What the exercise asks: Can you echo the data lines running from the line with "list-item[interactable]: 北京移动 12:23" to the line with "china-mobile-logo-icon: [29, 297, 57, 322]", both ends included, and nothing else?

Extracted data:
========

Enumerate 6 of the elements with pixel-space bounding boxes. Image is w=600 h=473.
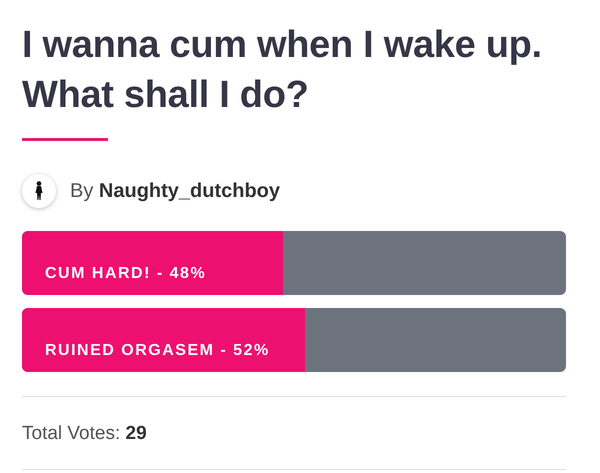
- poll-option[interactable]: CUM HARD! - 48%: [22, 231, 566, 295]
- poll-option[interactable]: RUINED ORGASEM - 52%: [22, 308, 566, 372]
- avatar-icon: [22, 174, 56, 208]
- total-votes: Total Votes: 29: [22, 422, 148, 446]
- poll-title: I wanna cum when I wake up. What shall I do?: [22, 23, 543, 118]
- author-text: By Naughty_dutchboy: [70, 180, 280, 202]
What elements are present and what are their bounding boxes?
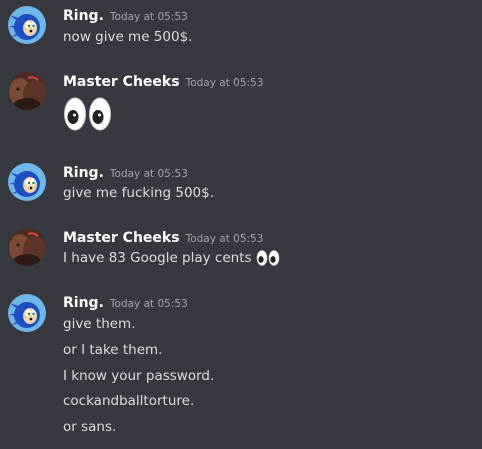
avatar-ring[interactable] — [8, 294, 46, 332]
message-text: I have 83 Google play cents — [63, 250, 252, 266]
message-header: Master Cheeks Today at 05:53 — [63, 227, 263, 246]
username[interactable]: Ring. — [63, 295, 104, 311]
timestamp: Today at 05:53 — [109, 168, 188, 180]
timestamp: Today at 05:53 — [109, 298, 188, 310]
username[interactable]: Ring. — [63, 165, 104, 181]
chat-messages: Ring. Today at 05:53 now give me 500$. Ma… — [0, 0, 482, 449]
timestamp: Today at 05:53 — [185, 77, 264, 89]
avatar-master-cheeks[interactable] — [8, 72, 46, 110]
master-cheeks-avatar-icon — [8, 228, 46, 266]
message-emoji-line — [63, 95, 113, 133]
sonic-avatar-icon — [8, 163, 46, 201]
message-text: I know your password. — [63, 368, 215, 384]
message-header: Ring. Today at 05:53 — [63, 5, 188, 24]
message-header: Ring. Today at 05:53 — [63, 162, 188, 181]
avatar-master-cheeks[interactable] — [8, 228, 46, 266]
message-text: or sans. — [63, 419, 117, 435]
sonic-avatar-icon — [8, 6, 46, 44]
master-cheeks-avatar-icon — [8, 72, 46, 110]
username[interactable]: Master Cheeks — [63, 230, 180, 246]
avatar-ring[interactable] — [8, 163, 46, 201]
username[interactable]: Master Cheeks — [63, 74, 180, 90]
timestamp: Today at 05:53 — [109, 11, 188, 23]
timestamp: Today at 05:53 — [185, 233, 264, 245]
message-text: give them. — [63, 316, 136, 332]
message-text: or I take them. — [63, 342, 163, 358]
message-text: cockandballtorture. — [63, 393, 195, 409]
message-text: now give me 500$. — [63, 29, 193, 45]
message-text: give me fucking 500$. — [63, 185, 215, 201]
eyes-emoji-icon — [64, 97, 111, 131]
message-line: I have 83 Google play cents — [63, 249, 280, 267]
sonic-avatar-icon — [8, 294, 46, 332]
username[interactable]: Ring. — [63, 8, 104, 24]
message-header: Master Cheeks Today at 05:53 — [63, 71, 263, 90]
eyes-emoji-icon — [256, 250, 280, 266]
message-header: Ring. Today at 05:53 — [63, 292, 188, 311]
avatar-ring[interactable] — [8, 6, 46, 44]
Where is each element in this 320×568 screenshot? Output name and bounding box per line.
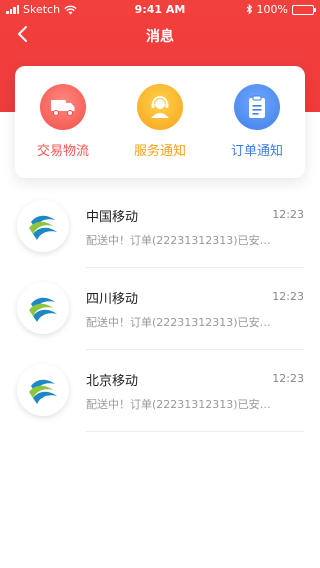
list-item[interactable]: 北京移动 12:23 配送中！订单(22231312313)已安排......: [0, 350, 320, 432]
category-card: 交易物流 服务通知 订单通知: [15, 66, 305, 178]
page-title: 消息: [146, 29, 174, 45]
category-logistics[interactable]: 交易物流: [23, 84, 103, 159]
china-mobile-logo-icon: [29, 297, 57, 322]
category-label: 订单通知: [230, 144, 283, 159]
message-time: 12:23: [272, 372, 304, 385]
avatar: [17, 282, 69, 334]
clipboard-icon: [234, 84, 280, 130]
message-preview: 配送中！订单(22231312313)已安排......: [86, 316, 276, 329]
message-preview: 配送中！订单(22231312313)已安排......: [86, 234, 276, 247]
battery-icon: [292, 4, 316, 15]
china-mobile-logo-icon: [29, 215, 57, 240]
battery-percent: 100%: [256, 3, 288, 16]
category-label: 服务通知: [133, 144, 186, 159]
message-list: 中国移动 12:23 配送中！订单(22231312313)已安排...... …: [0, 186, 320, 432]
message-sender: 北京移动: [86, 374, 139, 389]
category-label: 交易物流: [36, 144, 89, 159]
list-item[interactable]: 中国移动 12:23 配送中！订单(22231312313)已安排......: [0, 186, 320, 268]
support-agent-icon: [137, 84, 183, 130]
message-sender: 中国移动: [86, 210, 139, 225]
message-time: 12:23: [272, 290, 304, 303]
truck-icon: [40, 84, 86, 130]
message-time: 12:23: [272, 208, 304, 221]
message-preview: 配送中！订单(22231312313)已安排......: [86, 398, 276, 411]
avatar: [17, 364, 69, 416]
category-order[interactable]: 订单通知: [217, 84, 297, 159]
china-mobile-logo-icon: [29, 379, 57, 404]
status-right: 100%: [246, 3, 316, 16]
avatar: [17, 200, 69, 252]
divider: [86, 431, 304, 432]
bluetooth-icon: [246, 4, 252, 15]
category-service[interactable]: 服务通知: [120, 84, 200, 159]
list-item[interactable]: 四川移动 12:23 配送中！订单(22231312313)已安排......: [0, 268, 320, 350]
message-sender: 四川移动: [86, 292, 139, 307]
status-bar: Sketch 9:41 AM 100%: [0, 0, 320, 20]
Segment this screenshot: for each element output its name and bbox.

========

Completed exercise:
list-item[interactable]: 北京移动 12:23 配送中！订单(22231312313)已安排......: [0, 350, 320, 432]
category-card: 交易物流 服务通知 订单通知: [15, 66, 305, 178]
page-title: 消息: [146, 29, 174, 45]
category-logistics[interactable]: 交易物流: [23, 84, 103, 159]
china-mobile-logo-icon: [29, 297, 57, 322]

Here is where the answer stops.